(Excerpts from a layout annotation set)

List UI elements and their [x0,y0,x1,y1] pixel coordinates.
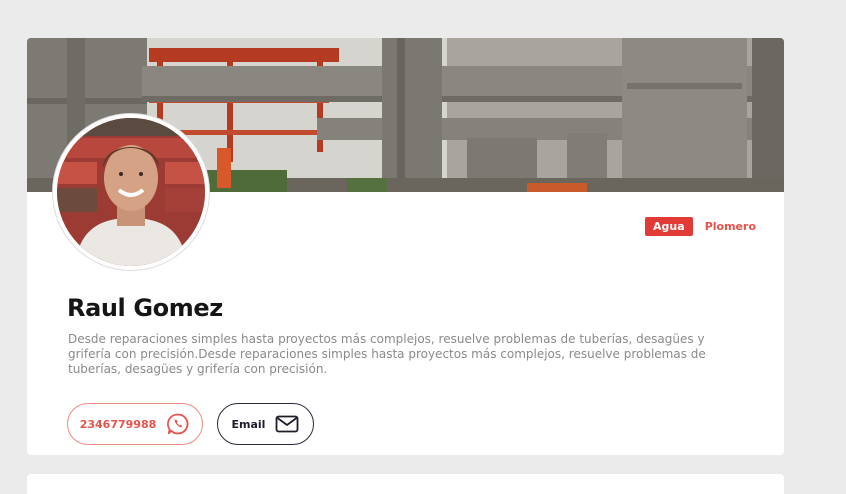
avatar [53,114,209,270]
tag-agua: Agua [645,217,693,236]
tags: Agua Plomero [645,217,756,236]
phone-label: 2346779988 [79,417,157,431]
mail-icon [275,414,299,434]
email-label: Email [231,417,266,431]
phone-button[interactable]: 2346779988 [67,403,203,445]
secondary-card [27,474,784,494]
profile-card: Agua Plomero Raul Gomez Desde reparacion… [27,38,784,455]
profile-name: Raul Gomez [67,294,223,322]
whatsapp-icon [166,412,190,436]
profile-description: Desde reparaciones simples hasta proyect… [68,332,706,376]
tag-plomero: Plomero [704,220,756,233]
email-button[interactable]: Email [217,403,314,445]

▶ Prompt: How many lines in the records above contain the string "Desde"? Reply with the number only.

▶ Correct answer: 2